Internet peut-il tuer la presse ?

Internet est-il pour la presse écrite une planche de salut, un relais de croissance, ou rien de tout cela ?

E Nous assistons depuis quinze ans, date de l’apparition du premier navigateur sur le Web (alors Netscape), à la constitution d’un univers en constante expansion, qui attire désormais près de 1,3 milliard de personnes sur la planète. Rappelons que 6 des 10 principaux sites mondiaux n’existaient pas encore voilà trois ans. Ce big bang a pour la presse écrite deux conséquences importantes. D’abord, la fragmentation des usages, avec l’utilisation par le consommateur d’écrans multiples et nomades. Le deuxième impact, c’est la polarisation. Quand il y a dix ans un même individu pouvait lire jusqu’à quatre hebdomadaires par semaine, il n’en lit plus aujourd’hui qu’un seul.Comment se comportent les lecteurs ?

E Ils sont de plus en plus infidèles et de moins en moins nombreux en raison, là encore, de la généralisation de cette pratique de butinage. Si bien qu’à présent ce sont les modèles industriels, fondés avant tout sur une augmentation permanente des ventes et sur une régularité de consommation, qui sont les plus menacés. Dans cet univers, il n’est pas surprenant de constater que la presse quotidienne est la branche la plus touchée, en particulier la presse nationale, en France comme dans le monde occidental.

### DONNÉES FOURNIES

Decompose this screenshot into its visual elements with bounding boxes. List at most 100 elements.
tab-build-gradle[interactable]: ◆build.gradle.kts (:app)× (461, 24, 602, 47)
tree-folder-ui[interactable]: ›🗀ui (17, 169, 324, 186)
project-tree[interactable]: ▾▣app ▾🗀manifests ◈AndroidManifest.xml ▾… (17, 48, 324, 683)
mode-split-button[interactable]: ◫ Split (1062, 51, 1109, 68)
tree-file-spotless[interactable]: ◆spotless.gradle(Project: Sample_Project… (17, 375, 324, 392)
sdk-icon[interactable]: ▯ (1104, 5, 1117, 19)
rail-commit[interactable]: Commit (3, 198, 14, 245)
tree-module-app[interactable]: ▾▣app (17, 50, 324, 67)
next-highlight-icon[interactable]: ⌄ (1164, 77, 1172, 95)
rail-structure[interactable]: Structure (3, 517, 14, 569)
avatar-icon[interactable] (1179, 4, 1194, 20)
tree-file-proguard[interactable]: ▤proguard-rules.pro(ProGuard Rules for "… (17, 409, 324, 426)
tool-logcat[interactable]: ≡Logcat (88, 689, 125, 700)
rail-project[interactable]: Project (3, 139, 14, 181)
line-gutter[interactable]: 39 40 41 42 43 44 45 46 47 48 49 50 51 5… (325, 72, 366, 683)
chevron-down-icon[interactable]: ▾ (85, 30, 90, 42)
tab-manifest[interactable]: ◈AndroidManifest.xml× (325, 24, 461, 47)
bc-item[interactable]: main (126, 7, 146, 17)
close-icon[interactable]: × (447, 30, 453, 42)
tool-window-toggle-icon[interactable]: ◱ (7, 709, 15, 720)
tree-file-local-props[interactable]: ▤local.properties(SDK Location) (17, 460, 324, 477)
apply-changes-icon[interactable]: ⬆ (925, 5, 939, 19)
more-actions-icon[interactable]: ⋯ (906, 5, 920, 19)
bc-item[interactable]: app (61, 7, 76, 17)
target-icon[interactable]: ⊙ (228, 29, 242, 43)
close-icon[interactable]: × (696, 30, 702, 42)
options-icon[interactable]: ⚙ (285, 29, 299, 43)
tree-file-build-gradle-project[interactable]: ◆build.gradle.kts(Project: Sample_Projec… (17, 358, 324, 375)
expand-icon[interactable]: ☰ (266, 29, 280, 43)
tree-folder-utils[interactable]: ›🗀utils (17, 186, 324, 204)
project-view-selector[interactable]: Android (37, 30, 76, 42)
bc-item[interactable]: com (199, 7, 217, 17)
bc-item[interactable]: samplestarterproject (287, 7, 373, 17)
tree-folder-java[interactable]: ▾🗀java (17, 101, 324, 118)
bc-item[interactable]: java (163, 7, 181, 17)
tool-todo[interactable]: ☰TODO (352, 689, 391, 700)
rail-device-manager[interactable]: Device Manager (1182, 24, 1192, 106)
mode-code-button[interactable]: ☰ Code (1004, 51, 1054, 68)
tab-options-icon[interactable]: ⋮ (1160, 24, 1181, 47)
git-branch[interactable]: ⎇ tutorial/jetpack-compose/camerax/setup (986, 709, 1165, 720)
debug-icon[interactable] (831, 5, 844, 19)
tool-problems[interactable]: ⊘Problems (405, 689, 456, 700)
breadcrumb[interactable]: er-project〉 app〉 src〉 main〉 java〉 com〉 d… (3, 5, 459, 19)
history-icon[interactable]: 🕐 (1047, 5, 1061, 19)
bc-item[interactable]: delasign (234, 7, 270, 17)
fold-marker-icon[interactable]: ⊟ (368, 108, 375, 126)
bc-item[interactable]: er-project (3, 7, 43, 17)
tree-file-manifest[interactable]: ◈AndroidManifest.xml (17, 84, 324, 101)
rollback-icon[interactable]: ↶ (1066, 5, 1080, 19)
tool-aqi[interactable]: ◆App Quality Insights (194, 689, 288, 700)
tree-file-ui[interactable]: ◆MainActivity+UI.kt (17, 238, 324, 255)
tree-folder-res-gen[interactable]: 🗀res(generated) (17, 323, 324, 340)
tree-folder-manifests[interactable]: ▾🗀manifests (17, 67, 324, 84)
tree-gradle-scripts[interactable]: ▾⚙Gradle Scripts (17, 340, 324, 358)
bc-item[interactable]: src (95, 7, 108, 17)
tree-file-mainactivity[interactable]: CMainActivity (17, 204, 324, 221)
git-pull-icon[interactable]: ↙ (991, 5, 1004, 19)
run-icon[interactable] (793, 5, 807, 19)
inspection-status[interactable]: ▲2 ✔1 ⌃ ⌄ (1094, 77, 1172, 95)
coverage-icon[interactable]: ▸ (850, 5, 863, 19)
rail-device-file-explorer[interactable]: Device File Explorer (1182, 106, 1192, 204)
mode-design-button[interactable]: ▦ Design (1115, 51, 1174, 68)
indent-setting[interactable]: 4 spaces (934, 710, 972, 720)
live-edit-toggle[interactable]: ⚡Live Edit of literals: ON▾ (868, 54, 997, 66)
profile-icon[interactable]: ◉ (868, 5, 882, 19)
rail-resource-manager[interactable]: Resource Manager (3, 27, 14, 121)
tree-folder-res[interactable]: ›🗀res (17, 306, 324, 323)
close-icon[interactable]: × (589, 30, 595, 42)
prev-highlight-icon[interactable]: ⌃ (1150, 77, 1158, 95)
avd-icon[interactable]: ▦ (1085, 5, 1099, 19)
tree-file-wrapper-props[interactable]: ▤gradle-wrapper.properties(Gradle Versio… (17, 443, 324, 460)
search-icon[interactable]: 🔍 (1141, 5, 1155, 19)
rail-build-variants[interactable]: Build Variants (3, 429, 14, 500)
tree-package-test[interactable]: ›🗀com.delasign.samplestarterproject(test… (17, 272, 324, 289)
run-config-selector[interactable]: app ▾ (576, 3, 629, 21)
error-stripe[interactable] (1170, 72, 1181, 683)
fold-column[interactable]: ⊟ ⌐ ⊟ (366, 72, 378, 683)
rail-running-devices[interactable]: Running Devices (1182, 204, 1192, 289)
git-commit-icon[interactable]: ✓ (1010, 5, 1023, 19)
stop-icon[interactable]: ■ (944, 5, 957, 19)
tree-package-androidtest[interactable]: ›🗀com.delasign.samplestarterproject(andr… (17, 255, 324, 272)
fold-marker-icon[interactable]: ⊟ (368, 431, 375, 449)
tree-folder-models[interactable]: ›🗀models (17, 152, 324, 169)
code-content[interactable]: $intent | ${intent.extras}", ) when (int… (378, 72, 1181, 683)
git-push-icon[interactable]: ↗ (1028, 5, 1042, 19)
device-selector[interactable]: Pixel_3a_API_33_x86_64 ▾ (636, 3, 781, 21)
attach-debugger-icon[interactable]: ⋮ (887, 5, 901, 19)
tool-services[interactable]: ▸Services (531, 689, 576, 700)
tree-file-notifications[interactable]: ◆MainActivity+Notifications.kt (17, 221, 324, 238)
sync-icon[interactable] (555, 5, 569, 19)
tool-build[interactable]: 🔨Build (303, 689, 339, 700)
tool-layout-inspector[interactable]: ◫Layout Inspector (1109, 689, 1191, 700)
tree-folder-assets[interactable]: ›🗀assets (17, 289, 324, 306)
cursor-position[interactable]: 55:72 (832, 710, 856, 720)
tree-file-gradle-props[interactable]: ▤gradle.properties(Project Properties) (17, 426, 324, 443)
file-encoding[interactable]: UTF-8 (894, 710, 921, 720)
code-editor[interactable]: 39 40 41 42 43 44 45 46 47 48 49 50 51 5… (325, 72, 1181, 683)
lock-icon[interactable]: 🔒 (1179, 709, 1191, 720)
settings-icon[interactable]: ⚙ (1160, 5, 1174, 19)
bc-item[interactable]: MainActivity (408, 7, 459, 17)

### TÂCHE DEMANDÉE
Recopiez le passage du texte sur Internet et la presse qui commence par les mots « Internet est-il pour » et s'achève sur « les lecteurs ? », en substituant « presse imprimée » à « presse écrite ». Les enregistrements ne jouent aucun rôle dans cet exercice.

### SOLUTION COMPLÈTE
Internet est-il pour la presse imprimée une planche de salut, un relais de croissance, ou rien de tout cela ?

E Nous assistons depuis quinze ans, date de l’apparition du premier navigateur sur le Web (alors Netscape), à la constitution d’un univers en constante expansion, qui attire désormais près de 1,3 milliard de personnes sur la planète. Rappelons que 6 des 10 principaux sites mondiaux n’existaient pas encore voilà trois ans. Ce big bang a pour la presse imprimée deux conséquences importantes. D’abord, la fragmentation des usages, avec l’utilisation par le consommateur d’écrans multiples et nomades. Le deuxième impact, c’est la polarisation. Quand il y a dix ans un même individu pouvait lire jusqu’à quatre hebdomadaires par semaine, il n’en lit plus aujourd’hui qu’un seul.Comment se comportent les lecteurs ?